• Work to complete
From the entries below, list each line with "monsieur".

• Recorded information
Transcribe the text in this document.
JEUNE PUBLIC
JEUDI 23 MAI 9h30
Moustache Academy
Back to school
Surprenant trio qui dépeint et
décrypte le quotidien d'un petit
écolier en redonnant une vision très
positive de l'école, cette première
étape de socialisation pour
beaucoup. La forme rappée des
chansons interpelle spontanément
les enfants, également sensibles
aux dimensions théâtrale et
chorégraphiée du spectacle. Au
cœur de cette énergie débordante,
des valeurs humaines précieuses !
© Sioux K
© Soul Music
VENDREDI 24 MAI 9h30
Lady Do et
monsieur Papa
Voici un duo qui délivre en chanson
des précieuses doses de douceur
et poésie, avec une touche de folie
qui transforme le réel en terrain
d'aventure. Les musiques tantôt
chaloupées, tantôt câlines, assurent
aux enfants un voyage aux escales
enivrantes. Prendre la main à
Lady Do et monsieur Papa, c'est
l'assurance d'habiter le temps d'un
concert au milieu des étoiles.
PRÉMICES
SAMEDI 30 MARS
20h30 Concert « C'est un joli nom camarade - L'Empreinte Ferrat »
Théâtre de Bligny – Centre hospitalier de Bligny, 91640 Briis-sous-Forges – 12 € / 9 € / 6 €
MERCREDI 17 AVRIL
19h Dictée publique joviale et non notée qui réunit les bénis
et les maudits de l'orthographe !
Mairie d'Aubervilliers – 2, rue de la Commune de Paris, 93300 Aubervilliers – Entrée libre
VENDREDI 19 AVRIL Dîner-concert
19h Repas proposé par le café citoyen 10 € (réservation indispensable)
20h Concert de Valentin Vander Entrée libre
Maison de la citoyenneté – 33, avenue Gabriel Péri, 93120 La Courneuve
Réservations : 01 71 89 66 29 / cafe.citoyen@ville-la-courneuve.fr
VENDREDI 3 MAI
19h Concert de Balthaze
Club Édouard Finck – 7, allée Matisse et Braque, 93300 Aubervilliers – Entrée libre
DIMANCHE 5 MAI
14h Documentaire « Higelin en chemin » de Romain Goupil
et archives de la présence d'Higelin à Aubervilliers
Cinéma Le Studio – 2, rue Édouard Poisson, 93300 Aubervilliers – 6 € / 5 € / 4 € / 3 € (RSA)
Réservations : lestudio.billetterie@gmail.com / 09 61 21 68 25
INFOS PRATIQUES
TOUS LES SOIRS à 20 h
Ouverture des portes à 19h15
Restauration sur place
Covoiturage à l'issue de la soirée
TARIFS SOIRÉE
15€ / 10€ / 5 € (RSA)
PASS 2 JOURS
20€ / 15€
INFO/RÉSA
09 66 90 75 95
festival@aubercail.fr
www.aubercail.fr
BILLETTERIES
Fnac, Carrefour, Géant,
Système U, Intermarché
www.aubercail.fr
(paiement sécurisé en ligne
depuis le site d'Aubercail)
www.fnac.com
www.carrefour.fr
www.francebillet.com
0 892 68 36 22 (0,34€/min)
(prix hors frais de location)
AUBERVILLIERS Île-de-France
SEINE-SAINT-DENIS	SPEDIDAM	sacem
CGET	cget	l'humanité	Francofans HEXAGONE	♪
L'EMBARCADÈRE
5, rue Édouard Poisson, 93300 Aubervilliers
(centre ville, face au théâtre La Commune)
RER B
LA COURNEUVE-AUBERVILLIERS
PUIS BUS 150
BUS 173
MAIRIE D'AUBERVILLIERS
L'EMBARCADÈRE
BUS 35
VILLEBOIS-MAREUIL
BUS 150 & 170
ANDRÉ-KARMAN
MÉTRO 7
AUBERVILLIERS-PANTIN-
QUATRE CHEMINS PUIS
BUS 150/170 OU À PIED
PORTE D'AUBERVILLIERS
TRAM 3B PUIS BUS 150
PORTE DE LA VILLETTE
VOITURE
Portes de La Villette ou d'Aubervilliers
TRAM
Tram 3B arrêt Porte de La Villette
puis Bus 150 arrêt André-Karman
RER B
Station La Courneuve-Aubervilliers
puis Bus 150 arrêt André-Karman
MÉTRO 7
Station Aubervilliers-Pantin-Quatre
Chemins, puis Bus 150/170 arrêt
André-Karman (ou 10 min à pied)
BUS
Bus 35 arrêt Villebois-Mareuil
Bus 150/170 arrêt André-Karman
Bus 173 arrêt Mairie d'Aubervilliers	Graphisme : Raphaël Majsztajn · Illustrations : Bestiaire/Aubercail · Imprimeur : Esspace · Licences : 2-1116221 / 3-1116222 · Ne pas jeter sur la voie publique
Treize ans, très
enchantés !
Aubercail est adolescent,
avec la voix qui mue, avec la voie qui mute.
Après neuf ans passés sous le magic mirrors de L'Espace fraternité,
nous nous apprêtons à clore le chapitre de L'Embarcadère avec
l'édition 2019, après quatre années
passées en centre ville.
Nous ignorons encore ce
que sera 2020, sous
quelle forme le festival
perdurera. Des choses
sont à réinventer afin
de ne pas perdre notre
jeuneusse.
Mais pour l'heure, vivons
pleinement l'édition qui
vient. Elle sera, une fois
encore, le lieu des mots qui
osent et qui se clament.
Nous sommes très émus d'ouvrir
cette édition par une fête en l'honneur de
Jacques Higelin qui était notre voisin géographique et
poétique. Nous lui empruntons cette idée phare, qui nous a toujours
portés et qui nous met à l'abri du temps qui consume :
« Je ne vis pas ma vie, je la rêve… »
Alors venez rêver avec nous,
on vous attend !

• Output for this exercise
monsieur Papa
Lady Do et monsieur Papa, c'est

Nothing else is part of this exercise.